%%
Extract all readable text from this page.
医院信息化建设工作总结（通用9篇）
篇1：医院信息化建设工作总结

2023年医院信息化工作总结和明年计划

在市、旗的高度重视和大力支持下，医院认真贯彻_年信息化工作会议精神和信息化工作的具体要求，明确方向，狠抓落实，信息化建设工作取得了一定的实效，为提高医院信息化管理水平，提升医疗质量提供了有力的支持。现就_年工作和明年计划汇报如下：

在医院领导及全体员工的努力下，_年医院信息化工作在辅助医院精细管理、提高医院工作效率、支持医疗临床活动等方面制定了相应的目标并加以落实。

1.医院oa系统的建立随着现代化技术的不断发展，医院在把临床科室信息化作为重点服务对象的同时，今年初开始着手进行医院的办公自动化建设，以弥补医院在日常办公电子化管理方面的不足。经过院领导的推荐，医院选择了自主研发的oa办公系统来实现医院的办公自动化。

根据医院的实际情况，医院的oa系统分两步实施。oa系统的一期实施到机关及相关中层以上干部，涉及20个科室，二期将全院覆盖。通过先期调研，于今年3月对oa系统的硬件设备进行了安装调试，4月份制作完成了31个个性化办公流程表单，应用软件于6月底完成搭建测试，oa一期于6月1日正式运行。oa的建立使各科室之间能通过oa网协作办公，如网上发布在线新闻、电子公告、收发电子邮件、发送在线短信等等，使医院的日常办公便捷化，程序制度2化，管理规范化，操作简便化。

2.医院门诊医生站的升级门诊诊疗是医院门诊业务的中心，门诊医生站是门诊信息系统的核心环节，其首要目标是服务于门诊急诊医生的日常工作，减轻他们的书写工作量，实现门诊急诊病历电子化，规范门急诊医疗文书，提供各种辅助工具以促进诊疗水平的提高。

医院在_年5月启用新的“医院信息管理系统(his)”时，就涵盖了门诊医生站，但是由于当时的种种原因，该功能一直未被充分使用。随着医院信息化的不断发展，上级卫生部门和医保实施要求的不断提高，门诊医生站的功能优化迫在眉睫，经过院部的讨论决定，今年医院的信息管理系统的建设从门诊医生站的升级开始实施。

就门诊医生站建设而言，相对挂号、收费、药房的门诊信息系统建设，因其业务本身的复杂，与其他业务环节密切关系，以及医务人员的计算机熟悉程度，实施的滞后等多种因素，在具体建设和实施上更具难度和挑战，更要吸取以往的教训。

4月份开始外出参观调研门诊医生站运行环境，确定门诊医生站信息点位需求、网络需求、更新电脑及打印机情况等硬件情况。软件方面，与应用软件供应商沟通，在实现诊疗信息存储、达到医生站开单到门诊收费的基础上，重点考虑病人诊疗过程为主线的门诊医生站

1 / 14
%%
STATED EXERCISE
Each line of the material should be duplicated exactly, please.

RESULT BELOW
Extract all readable text from this page.
医院信息化建设工作总结（通用9篇）
篇1：医院信息化建设工作总结

2023年医院信息化工作总结和明年计划

在市、旗的高度重视和大力支持下，医院认真贯彻_年信息化工作会议精神和信息化工作的具体要求，明确方向，狠抓落实，信息化建设工作取得了一定的实效，为提高医院信息化管理水平，提升医疗质量提供了有力的支持。现就_年工作和明年计划汇报如下：

在医院领导及全体员工的努力下，_年医院信息化工作在辅助医院精细管理、提高医院工作效率、支持医疗临床活动等方面制定了相应的目标并加以落实。

1.医院oa系统的建立随着现代化技术的不断发展，医院在把临床科室信息化作为重点服务对象的同时，今年初开始着手进行医院的办公自动化建设，以弥补医院在日常办公电子化管理方面的不足。经过院领导的推荐，医院选择了自主研发的oa办公系统来实现医院的办公自动化。

根据医院的实际情况，医院的oa系统分两步实施。oa系统的一期实施到机关及相关中层以上干部，涉及20个科室，二期将全院覆盖。通过先期调研，于今年3月对oa系统的硬件设备进行了安装调试，4月份制作完成了31个个性化办公流程表单，应用软件于6月底完成搭建测试，oa一期于6月1日正式运行。oa的建立使各科室之间能通过oa网协作办公，如网上发布在线新闻、电子公告、收发电子邮件、发送在线短信等等，使医院的日常办公便捷化，程序制度2化，管理规范化，操作简便化。

2.医院门诊医生站的升级门诊诊疗是医院门诊业务的中心，门诊医生站是门诊信息系统的核心环节，其首要目标是服务于门诊急诊医生的日常工作，减轻他们的书写工作量，实现门诊急诊病历电子化，规范门急诊医疗文书，提供各种辅助工具以促进诊疗水平的提高。

医院在_年5月启用新的“医院信息管理系统(his)”时，就涵盖了门诊医生站，但是由于当时的种种原因，该功能一直未被充分使用。随着医院信息化的不断发展，上级卫生部门和医保实施要求的不断提高，门诊医生站的功能优化迫在眉睫，经过院部的讨论决定，今年医院的信息管理系统的建设从门诊医生站的升级开始实施。

就门诊医生站建设而言，相对挂号、收费、药房的门诊信息系统建设，因其业务本身的复杂，与其他业务环节密切关系，以及医务人员的计算机熟悉程度，实施的滞后等多种因素，在具体建设和实施上更具难度和挑战，更要吸取以往的教训。

4月份开始外出参观调研门诊医生站运行环境，确定门诊医生站信息点位需求、网络需求、更新电脑及打印机情况等硬件情况。软件方面，与应用软件供应商沟通，在实现诊疗信息存储、达到医生站开单到门诊收费的基础上，重点考虑病人诊疗过程为主线的门诊医生站

1 / 14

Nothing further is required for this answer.